Given request → Transcribe each line of the records below exactly, excluding any embedded images.

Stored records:
□ □ □ □ □

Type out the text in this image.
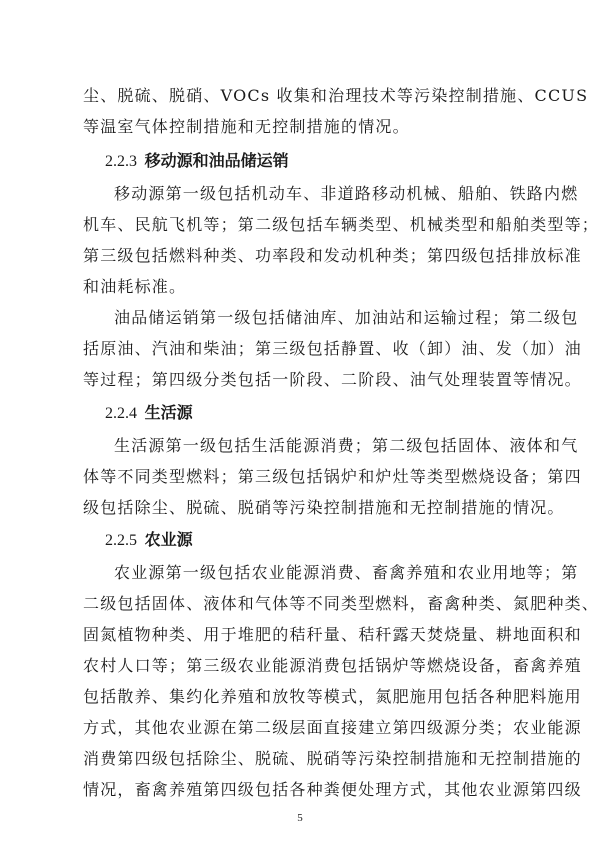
尘、脱硫、脱硝、VOCs 收集和治理技术等污染控制措施、CCUS
等温室气体控制措施和无控制措施的情况。
2.2.3 移动源和油品储运销
移动源第一级包括机动车、非道路移动机械、船舶、铁路内燃
机车、民航飞机等；第二级包括车辆类型、机械类型和船舶类型等；
第三级包括燃料种类、功率段和发动机种类；第四级包括排放标准
和油耗标准。
油品储运销第一级包括储油库、加油站和运输过程；第二级包
括原油、汽油和柴油；第三级包括静置、收（卸）油、发（加）油
等过程；第四级分类包括一阶段、二阶段、油气处理装置等情况。
2.2.4 生活源
生活源第一级包括生活能源消费；第二级包括固体、液体和气
体等不同类型燃料；第三级包括锅炉和炉灶等类型燃烧设备；第四
级包括除尘、脱硫、脱硝等污染控制措施和无控制措施的情况。
2.2.5 农业源
农业源第一级包括农业能源消费、畜禽养殖和农业用地等；第
二级包括固体、液体和气体等不同类型燃料，畜禽种类、氮肥种类、
固氮植物种类、用于堆肥的秸秆量、秸秆露天焚烧量、耕地面积和
农村人口等；第三级农业能源消费包括锅炉等燃烧设备，畜禽养殖
包括散养、集约化养殖和放牧等模式，氮肥施用包括各种肥料施用
方式，其他农业源在第二级层面直接建立第四级源分类；农业能源
消费第四级包括除尘、脱硫、脱硝等污染控制措施和无控制措施的
情况，畜禽养殖第四级包括各种粪便处理方式，其他农业源第四级
5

□ □ □ □ □

Response below →
Type out the text in this image.
尘、脱硫、脱硝、VOCs 收集和治理技术等污染控制措施、CCUS
等温室气体控制措施和无控制措施的情况。
2.2.3 移动源和油品储运销
移动源第一级包括机动车、非道路移动机械、船舶、铁路内燃
机车、民航飞机等；第二级包括车辆类型、机械类型和船舶类型等；
第三级包括燃料种类、功率段和发动机种类；第四级包括排放标准
和油耗标准。
油品储运销第一级包括储油库、加油站和运输过程；第二级包
括原油、汽油和柴油；第三级包括静置、收（卸）油、发（加）油
等过程；第四级分类包括一阶段、二阶段、油气处理装置等情况。
2.2.4 生活源
生活源第一级包括生活能源消费；第二级包括固体、液体和气
体等不同类型燃料；第三级包括锅炉和炉灶等类型燃烧设备；第四
级包括除尘、脱硫、脱硝等污染控制措施和无控制措施的情况。
2.2.5 农业源
农业源第一级包括农业能源消费、畜禽养殖和农业用地等；第
二级包括固体、液体和气体等不同类型燃料，畜禽种类、氮肥种类、
固氮植物种类、用于堆肥的秸秆量、秸秆露天焚烧量、耕地面积和
农村人口等；第三级农业能源消费包括锅炉等燃烧设备，畜禽养殖
包括散养、集约化养殖和放牧等模式，氮肥施用包括各种肥料施用
方式，其他农业源在第二级层面直接建立第四级源分类；农业能源
消费第四级包括除尘、脱硫、脱硝等污染控制措施和无控制措施的
情况，畜禽养殖第四级包括各种粪便处理方式，其他农业源第四级
5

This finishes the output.